TASK TO COMPLETE: Reproduce each line exactly.

[Begin MATERIAL SHOWN]

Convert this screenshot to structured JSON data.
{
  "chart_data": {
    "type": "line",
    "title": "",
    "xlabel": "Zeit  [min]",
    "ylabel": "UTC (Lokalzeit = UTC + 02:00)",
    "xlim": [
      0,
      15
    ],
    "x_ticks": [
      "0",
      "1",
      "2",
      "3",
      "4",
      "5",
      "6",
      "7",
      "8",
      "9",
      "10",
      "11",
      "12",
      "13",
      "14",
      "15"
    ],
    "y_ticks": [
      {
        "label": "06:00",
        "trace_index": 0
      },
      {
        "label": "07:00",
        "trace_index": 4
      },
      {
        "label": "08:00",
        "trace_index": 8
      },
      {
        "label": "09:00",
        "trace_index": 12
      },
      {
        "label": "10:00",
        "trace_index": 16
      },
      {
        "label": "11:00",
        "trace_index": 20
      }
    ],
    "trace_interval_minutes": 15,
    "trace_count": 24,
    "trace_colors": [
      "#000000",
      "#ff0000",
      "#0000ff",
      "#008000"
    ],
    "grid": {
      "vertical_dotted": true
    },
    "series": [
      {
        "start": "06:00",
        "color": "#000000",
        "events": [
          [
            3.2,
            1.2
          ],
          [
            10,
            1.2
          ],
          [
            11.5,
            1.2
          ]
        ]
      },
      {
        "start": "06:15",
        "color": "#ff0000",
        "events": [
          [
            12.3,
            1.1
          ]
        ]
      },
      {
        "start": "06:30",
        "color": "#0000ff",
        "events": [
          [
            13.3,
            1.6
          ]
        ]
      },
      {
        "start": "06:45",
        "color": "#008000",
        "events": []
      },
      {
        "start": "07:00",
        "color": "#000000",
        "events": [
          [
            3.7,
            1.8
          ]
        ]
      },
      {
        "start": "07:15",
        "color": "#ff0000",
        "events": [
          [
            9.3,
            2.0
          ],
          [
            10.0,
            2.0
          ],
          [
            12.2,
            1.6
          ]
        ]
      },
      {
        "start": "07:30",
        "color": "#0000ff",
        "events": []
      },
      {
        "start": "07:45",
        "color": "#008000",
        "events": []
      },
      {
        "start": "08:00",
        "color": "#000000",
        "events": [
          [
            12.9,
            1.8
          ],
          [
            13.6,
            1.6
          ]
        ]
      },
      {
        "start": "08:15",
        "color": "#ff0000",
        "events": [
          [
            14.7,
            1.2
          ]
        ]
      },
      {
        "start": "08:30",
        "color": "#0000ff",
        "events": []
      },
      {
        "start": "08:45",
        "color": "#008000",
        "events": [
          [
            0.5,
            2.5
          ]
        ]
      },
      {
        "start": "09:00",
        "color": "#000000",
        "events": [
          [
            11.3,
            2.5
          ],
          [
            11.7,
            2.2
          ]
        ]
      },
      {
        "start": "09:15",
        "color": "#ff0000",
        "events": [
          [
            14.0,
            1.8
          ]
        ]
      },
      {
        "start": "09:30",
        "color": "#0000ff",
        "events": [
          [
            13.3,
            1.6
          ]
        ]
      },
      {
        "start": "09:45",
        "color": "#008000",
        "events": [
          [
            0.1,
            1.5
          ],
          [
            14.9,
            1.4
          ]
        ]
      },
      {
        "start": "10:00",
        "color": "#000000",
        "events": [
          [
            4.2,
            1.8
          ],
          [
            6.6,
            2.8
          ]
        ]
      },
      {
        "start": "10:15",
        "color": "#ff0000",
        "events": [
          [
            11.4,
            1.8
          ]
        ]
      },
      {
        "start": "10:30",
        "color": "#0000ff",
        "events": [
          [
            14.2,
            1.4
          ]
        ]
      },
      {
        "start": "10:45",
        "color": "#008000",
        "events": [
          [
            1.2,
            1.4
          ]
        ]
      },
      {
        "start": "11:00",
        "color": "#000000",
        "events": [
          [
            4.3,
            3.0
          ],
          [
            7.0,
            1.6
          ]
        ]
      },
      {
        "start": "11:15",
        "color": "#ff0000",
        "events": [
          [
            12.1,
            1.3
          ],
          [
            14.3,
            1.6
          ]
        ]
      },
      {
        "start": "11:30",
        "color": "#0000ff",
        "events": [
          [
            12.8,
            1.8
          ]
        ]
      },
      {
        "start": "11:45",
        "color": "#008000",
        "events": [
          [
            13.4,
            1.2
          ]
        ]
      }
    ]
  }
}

[End MATERIAL SHOWN]

EXERCISE RESPONSE:
Convert this screenshot to structured JSON data.
{
  "chart_data": {
    "type": "line",
    "title": "",
    "xlabel": "Zeit  [min]",
    "ylabel": "UTC (Lokalzeit = UTC + 02:00)",
    "xlim": [
      0,
      15
    ],
    "x_ticks": [
      "0",
      "1",
      "2",
      "3",
      "4",
      "5",
      "6",
      "7",
      "8",
      "9",
      "10",
      "11",
      "12",
      "13",
      "14",
      "15"
    ],
    "y_ticks": [
      {
        "label": "06:00",
        "trace_index": 0
      },
      {
        "label": "07:00",
        "trace_index": 4
      },
      {
        "label": "08:00",
        "trace_index": 8
      },
      {
        "label": "09:00",
        "trace_index": 12
      },
      {
        "label": "10:00",
        "trace_index": 16
      },
      {
        "label": "11:00",
        "trace_index": 20
      }
    ],
    "trace_interval_minutes": 15,
    "trace_count": 24,
    "trace_colors": [
      "#000000",
      "#ff0000",
      "#0000ff",
      "#008000"
    ],
    "grid": {
      "vertical_dotted": true
    },
    "series": [
      {
        "start": "06:00",
        "color": "#000000",
        "events": [
          [
            3.2,
            1.2
          ],
          [
            10,
            1.2
          ],
          [
            11.5,
            1.2
          ]
        ]
      },
      {
        "start": "06:15",
        "color": "#ff0000",
        "events": [
          [
            12.3,
            1.1
          ]
        ]
      },
      {
        "start": "06:30",
        "color": "#0000ff",
        "events": [
          [
            13.3,
            1.6
          ]
        ]
      },
      {
        "start": "06:45",
        "color": "#008000",
        "events": []
      },
      {
        "start": "07:00",
        "color": "#000000",
        "events": [
          [
            3.7,
            1.8
          ]
        ]
      },
      {
        "start": "07:15",
        "color": "#ff0000",
        "events": [
          [
            9.3,
            2.0
          ],
          [
            10.0,
            2.0
          ],
          [
            12.2,
            1.6
          ]
        ]
      },
      {
        "start": "07:30",
        "color": "#0000ff",
        "events": []
      },
      {
        "start": "07:45",
        "color": "#008000",
        "events": []
      },
      {
        "start": "08:00",
        "color": "#000000",
        "events": [
          [
            12.9,
            1.8
          ],
          [
            13.6,
            1.6
          ]
        ]
      },
      {
        "start": "08:15",
        "color": "#ff0000",
        "events": [
          [
            14.7,
            1.2
          ]
        ]
      },
      {
        "start": "08:30",
        "color": "#0000ff",
        "events": []
      },
      {
        "start": "08:45",
        "color": "#008000",
        "events": [
          [
            0.5,
            2.5
          ]
        ]
      },
      {
        "start": "09:00",
        "color": "#000000",
        "events": [
          [
            11.3,
            2.5
          ],
          [
            11.7,
            2.2
          ]
        ]
      },
      {
        "start": "09:15",
        "color": "#ff0000",
        "events": [
          [
            14.0,
            1.8
          ]
        ]
      },
      {
        "start": "09:30",
        "color": "#0000ff",
        "events": [
          [
            13.3,
            1.6
          ]
        ]
      },
      {
        "start": "09:45",
        "color": "#008000",
        "events": [
          [
            0.1,
            1.5
          ],
          [
            14.9,
            1.4
          ]
        ]
      },
      {
        "start": "10:00",
        "color": "#000000",
        "events": [
          [
            4.2,
            1.8
          ],
          [
            6.6,
            2.8
          ]
        ]
      },
      {
        "start": "10:15",
        "color": "#ff0000",
        "events": [
          [
            11.4,
            1.8
          ]
        ]
      },
      {
        "start": "10:30",
        "color": "#0000ff",
        "events": [
          [
            14.2,
            1.4
          ]
        ]
      },
      {
        "start": "10:45",
        "color": "#008000",
        "events": [
          [
            1.2,
            1.4
          ]
        ]
      },
      {
        "start": "11:00",
        "color": "#000000",
        "events": [
          [
            4.3,
            3.0
          ],
          [
            7.0,
            1.6
          ]
        ]
      },
      {
        "start": "11:15",
        "color": "#ff0000",
        "events": [
          [
            12.1,
            1.3
          ],
          [
            14.3,
            1.6
          ]
        ]
      },
      {
        "start": "11:30",
        "color": "#0000ff",
        "events": [
          [
            12.8,
            1.8
          ]
        ]
      },
      {
        "start": "11:45",
        "color": "#008000",
        "events": [
          [
            13.4,
            1.2
          ]
        ]
      }
    ]
  }
}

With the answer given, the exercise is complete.